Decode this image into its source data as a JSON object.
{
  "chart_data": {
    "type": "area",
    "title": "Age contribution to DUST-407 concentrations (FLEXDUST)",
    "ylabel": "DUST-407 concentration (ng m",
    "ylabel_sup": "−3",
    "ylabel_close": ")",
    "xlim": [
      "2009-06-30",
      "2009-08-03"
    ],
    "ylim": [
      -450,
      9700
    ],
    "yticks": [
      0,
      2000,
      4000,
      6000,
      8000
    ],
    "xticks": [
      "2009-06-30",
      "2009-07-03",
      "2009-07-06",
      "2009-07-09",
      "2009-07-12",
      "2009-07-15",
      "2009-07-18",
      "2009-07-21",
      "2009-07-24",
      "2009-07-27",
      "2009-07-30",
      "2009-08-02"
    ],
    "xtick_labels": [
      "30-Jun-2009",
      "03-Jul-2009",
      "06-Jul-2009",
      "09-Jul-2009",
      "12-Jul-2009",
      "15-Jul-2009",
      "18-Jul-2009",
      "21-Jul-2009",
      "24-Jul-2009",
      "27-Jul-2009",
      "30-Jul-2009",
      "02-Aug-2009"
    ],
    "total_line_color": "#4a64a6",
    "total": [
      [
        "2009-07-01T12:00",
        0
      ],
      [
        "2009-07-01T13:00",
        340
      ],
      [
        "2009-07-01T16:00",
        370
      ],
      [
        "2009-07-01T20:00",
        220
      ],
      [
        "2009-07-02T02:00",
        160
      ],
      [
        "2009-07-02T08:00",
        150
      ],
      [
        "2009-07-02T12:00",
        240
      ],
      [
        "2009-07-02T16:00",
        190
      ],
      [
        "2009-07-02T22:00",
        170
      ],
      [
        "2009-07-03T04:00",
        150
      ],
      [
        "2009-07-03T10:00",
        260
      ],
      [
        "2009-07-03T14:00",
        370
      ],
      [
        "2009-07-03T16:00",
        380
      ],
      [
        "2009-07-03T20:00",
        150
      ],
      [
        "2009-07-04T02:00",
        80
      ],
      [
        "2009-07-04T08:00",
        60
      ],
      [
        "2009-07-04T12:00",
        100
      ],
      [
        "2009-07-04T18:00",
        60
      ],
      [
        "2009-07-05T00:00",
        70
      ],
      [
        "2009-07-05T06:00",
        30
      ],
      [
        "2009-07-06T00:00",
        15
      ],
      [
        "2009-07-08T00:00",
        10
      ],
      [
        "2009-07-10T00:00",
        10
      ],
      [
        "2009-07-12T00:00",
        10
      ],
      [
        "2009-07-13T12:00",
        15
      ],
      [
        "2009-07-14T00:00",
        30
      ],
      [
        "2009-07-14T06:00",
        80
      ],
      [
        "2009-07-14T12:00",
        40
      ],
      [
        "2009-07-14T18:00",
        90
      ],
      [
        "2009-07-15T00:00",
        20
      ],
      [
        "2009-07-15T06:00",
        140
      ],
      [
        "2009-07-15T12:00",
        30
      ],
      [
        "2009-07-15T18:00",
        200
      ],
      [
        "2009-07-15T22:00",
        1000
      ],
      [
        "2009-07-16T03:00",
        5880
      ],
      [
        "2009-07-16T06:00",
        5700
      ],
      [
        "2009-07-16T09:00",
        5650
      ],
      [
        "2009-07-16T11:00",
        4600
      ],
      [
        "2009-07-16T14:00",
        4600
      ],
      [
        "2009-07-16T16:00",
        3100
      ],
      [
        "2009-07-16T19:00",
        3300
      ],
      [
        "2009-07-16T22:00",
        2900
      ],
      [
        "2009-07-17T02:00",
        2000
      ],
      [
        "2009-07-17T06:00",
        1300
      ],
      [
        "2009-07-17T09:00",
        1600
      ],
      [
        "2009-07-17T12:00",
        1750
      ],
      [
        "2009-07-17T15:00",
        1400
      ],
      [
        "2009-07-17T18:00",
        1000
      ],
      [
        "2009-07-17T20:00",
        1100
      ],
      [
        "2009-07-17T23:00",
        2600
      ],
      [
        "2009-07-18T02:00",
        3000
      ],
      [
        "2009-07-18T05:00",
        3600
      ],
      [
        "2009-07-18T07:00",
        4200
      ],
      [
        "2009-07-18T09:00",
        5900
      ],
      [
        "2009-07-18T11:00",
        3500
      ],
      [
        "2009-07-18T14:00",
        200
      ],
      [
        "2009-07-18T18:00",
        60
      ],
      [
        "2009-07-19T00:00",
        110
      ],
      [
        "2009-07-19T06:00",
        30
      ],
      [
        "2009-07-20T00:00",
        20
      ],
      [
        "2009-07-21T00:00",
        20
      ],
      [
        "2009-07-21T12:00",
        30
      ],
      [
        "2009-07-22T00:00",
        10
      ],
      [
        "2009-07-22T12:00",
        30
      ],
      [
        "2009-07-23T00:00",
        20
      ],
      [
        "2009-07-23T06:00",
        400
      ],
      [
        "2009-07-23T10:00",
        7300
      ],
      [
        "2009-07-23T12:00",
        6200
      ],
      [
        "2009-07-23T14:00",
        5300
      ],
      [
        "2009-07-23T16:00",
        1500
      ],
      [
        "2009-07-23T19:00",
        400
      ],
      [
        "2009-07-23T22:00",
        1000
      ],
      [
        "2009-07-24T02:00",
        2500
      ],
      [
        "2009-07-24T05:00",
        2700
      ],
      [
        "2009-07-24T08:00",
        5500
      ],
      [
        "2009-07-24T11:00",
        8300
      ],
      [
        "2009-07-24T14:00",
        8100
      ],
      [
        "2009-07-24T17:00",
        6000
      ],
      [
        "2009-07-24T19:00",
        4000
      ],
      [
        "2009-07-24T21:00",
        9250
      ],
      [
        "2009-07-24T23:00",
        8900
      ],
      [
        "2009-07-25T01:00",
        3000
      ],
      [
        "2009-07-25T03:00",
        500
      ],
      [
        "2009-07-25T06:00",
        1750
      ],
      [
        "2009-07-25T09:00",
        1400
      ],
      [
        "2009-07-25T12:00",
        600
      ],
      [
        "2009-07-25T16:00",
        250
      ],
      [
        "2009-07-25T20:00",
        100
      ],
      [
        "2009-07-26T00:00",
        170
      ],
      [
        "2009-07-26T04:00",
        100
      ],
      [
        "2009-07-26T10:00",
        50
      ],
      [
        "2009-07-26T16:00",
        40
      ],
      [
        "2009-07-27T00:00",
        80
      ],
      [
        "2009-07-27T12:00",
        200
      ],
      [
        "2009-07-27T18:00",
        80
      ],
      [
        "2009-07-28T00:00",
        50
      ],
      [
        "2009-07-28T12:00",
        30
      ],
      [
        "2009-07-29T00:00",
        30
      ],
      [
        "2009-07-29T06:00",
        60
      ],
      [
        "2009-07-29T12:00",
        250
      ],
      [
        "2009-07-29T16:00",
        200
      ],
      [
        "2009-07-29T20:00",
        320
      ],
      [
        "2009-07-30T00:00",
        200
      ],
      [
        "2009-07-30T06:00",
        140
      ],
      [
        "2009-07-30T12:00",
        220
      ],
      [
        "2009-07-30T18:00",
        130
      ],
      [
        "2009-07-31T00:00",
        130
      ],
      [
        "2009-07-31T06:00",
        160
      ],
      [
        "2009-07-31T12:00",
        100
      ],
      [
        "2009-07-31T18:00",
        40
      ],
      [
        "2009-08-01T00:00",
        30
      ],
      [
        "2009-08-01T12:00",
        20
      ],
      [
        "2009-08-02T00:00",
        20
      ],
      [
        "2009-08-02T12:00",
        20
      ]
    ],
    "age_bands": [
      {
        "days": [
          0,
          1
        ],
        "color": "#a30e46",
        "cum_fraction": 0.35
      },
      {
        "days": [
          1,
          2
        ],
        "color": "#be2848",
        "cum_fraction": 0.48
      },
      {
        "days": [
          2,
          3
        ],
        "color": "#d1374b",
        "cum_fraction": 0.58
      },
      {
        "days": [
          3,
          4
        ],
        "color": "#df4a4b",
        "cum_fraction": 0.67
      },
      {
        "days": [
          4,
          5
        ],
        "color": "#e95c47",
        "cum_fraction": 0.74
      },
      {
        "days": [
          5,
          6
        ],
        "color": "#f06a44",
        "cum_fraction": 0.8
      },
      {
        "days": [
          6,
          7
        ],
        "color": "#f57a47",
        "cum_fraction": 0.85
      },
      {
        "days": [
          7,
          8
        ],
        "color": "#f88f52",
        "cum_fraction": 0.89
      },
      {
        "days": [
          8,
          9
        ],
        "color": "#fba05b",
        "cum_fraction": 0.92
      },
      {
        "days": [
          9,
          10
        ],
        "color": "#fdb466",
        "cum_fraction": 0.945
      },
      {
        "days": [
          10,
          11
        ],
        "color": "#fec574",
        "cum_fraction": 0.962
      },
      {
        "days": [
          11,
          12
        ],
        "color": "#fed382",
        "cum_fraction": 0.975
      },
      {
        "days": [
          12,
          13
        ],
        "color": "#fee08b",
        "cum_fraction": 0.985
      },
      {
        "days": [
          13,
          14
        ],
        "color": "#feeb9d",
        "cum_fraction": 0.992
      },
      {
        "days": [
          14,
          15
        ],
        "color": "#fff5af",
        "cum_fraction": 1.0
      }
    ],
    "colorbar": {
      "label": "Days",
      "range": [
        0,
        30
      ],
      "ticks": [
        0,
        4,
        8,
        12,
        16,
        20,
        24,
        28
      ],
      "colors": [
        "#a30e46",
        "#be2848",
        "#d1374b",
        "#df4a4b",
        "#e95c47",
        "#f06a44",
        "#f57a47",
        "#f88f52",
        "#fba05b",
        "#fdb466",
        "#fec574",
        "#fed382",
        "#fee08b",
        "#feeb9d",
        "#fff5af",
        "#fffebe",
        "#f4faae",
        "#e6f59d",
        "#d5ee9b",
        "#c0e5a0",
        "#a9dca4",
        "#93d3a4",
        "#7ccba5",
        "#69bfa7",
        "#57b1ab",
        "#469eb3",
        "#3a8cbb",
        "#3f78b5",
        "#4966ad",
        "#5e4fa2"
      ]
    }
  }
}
◆ ◆ ◆ ◆
What to work on — Locate all lines holding the word "DUST", then copy them out.

Finished task —
    "title": "Age contribution to DUST-407 concentrations (FLEXDUST)",
    "ylabel": "DUST-407 concentration (ng m",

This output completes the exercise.